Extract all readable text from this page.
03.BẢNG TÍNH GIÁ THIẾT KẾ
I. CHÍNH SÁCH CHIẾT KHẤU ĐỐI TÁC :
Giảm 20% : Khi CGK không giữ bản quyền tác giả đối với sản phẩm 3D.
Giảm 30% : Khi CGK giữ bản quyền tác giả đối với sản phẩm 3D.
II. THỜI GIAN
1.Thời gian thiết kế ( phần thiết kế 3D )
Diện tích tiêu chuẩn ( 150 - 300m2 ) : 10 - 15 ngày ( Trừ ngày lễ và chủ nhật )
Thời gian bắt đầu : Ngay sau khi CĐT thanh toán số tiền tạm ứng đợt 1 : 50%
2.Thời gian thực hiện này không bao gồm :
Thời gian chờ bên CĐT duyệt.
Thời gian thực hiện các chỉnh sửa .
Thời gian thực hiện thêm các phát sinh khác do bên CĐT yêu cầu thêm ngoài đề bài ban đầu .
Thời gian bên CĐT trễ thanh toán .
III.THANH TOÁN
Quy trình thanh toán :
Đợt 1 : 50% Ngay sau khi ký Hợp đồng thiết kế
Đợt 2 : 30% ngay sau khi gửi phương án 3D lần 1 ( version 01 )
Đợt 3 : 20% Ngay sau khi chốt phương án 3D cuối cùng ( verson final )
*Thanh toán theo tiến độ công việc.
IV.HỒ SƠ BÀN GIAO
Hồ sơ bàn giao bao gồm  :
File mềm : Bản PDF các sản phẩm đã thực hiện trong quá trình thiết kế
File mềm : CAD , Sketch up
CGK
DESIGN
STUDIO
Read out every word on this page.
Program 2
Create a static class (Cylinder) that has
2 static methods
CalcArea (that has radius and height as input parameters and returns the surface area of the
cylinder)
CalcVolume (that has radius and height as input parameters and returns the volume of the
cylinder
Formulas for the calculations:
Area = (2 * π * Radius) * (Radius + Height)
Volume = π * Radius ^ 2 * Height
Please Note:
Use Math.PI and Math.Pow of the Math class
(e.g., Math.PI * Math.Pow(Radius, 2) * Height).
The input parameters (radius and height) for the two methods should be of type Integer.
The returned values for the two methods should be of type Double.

◆ WHAT TO DO ◆
Reproduce the final stretch of the data above: every line from the one holding "Read out every word on this page." through the end, inclusive, exactly as written and nothing else.

◆ TASK OUTPUT ◆
Read out every word on this page.
Program 2
Create a static class (Cylinder) that has
2 static methods
CalcArea (that has radius and height as input parameters and returns the surface area of the
cylinder)
CalcVolume (that has radius and height as input parameters and returns the volume of the
cylinder
Formulas for the calculations:
Area = (2 * π * Radius) * (Radius + Height)
Volume = π * Radius ^ 2 * Height
Please Note:
Use Math.PI and Math.Pow of the Math class
(e.g., Math.PI * Math.Pow(Radius, 2) * Height).
The input parameters (radius and height) for the two methods should be of type Integer.
The returned values for the two methods should be of type Double.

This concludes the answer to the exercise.